**What you are asked to do**: Copy out every line of the listing below without any changes.

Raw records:
## start
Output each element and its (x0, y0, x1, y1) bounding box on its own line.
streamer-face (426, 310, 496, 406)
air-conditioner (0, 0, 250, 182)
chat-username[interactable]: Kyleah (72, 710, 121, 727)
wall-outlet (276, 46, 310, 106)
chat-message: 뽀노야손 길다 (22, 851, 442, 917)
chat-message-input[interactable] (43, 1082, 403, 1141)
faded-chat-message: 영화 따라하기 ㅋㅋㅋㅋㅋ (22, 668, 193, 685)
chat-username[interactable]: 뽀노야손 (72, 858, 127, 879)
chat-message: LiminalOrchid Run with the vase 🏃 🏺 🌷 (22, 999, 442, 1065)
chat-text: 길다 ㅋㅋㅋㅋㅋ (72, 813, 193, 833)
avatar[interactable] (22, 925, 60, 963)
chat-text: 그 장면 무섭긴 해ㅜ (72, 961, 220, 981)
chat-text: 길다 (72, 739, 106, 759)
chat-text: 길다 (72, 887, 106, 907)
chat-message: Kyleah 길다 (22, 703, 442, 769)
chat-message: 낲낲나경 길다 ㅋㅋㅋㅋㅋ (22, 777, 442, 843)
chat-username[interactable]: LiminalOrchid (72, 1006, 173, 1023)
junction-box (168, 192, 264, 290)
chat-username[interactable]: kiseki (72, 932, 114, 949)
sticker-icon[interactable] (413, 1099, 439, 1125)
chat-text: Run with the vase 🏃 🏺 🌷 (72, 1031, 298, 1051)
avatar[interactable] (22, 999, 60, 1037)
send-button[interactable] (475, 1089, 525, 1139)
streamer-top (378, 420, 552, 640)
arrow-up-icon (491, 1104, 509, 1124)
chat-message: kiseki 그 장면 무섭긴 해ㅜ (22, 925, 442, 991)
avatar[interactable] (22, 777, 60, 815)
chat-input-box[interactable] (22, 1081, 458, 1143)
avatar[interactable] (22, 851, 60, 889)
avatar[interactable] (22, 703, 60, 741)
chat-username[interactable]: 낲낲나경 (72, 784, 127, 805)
## end
**Result**:
Output each element and its (x0, y0, x1, y1) bounding box on its own line.
streamer-face (426, 310, 496, 406)
air-conditioner (0, 0, 250, 182)
chat-username[interactable]: Kyleah (72, 710, 121, 727)
wall-outlet (276, 46, 310, 106)
chat-message: 뽀노야손 길다 (22, 851, 442, 917)
chat-message-input[interactable] (43, 1082, 403, 1141)
faded-chat-message: 영화 따라하기 ㅋㅋㅋㅋㅋ (22, 668, 193, 685)
chat-username[interactable]: 뽀노야손 (72, 858, 127, 879)
chat-message: LiminalOrchid Run with the vase 🏃 🏺 🌷 (22, 999, 442, 1065)
chat-text: 길다 ㅋㅋㅋㅋㅋ (72, 813, 193, 833)
avatar[interactable] (22, 925, 60, 963)
chat-text: 그 장면 무섭긴 해ㅜ (72, 961, 220, 981)
chat-text: 길다 (72, 739, 106, 759)
chat-text: 길다 (72, 887, 106, 907)
chat-message: Kyleah 길다 (22, 703, 442, 769)
chat-message: 낲낲나경 길다 ㅋㅋㅋㅋㅋ (22, 777, 442, 843)
chat-username[interactable]: LiminalOrchid (72, 1006, 173, 1023)
junction-box (168, 192, 264, 290)
chat-username[interactable]: kiseki (72, 932, 114, 949)
sticker-icon[interactable] (413, 1099, 439, 1125)
chat-text: Run with the vase 🏃 🏺 🌷 (72, 1031, 298, 1051)
avatar[interactable] (22, 999, 60, 1037)
send-button[interactable] (475, 1089, 525, 1139)
streamer-top (378, 420, 552, 640)
arrow-up-icon (491, 1104, 509, 1124)
chat-message: kiseki 그 장면 무섭긴 해ㅜ (22, 925, 442, 991)
avatar[interactable] (22, 777, 60, 815)
chat-input-box[interactable] (22, 1081, 458, 1143)
avatar[interactable] (22, 851, 60, 889)
avatar[interactable] (22, 703, 60, 741)
chat-username[interactable]: 낲낲나경 (72, 784, 127, 805)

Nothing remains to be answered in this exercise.